▶ **The exercise**:
Copy out all of the material exactly as presented.

▶ **Records for the task**:
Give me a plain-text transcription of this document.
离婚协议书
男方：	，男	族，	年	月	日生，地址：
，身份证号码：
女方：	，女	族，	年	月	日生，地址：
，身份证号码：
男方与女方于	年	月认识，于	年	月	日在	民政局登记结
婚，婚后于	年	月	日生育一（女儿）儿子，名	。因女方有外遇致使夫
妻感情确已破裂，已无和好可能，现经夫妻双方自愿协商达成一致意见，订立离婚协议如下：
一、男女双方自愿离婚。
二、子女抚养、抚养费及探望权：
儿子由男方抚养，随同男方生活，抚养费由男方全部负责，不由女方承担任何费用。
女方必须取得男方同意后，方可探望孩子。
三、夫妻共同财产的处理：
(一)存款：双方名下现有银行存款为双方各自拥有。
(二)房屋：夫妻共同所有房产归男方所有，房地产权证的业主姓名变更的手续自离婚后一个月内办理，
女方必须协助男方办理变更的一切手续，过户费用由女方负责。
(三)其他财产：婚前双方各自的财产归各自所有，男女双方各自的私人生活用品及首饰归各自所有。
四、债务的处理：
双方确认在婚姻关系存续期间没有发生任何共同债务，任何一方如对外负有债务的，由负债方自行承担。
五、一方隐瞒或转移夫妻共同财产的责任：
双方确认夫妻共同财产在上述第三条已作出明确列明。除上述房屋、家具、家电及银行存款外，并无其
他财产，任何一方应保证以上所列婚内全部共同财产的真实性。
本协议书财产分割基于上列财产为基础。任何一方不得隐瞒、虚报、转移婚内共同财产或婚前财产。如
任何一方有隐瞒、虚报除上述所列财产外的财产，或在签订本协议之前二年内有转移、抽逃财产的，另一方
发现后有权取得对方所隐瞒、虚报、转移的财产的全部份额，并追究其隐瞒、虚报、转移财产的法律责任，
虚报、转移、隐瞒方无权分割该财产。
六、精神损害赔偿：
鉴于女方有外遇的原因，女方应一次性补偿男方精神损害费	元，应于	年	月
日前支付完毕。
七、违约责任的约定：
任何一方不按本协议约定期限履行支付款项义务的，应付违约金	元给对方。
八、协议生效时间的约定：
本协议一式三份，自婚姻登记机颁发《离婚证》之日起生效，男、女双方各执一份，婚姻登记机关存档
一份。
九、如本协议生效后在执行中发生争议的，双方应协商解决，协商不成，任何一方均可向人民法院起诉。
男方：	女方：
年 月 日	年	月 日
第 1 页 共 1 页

▶ **Exercise response**:
Give me a plain-text transcription of this document.
离婚协议书
男方：	，男	族，	年	月	日生，地址：
，身份证号码：
女方：	，女	族，	年	月	日生，地址：
，身份证号码：
男方与女方于	年	月认识，于	年	月	日在	民政局登记结
婚，婚后于	年	月	日生育一（女儿）儿子，名	。因女方有外遇致使夫
妻感情确已破裂，已无和好可能，现经夫妻双方自愿协商达成一致意见，订立离婚协议如下：
一、男女双方自愿离婚。
二、子女抚养、抚养费及探望权：
儿子由男方抚养，随同男方生活，抚养费由男方全部负责，不由女方承担任何费用。
女方必须取得男方同意后，方可探望孩子。
三、夫妻共同财产的处理：
(一)存款：双方名下现有银行存款为双方各自拥有。
(二)房屋：夫妻共同所有房产归男方所有，房地产权证的业主姓名变更的手续自离婚后一个月内办理，
女方必须协助男方办理变更的一切手续，过户费用由女方负责。
(三)其他财产：婚前双方各自的财产归各自所有，男女双方各自的私人生活用品及首饰归各自所有。
四、债务的处理：
双方确认在婚姻关系存续期间没有发生任何共同债务，任何一方如对外负有债务的，由负债方自行承担。
五、一方隐瞒或转移夫妻共同财产的责任：
双方确认夫妻共同财产在上述第三条已作出明确列明。除上述房屋、家具、家电及银行存款外，并无其
他财产，任何一方应保证以上所列婚内全部共同财产的真实性。
本协议书财产分割基于上列财产为基础。任何一方不得隐瞒、虚报、转移婚内共同财产或婚前财产。如
任何一方有隐瞒、虚报除上述所列财产外的财产，或在签订本协议之前二年内有转移、抽逃财产的，另一方
发现后有权取得对方所隐瞒、虚报、转移的财产的全部份额，并追究其隐瞒、虚报、转移财产的法律责任，
虚报、转移、隐瞒方无权分割该财产。
六、精神损害赔偿：
鉴于女方有外遇的原因，女方应一次性补偿男方精神损害费	元，应于	年	月
日前支付完毕。
七、违约责任的约定：
任何一方不按本协议约定期限履行支付款项义务的，应付违约金	元给对方。
八、协议生效时间的约定：
本协议一式三份，自婚姻登记机颁发《离婚证》之日起生效，男、女双方各执一份，婚姻登记机关存档
一份。
九、如本协议生效后在执行中发生争议的，双方应协商解决，协商不成，任何一方均可向人民法院起诉。
男方：	女方：
年 月 日	年	月 日
第 1 页 共 1 页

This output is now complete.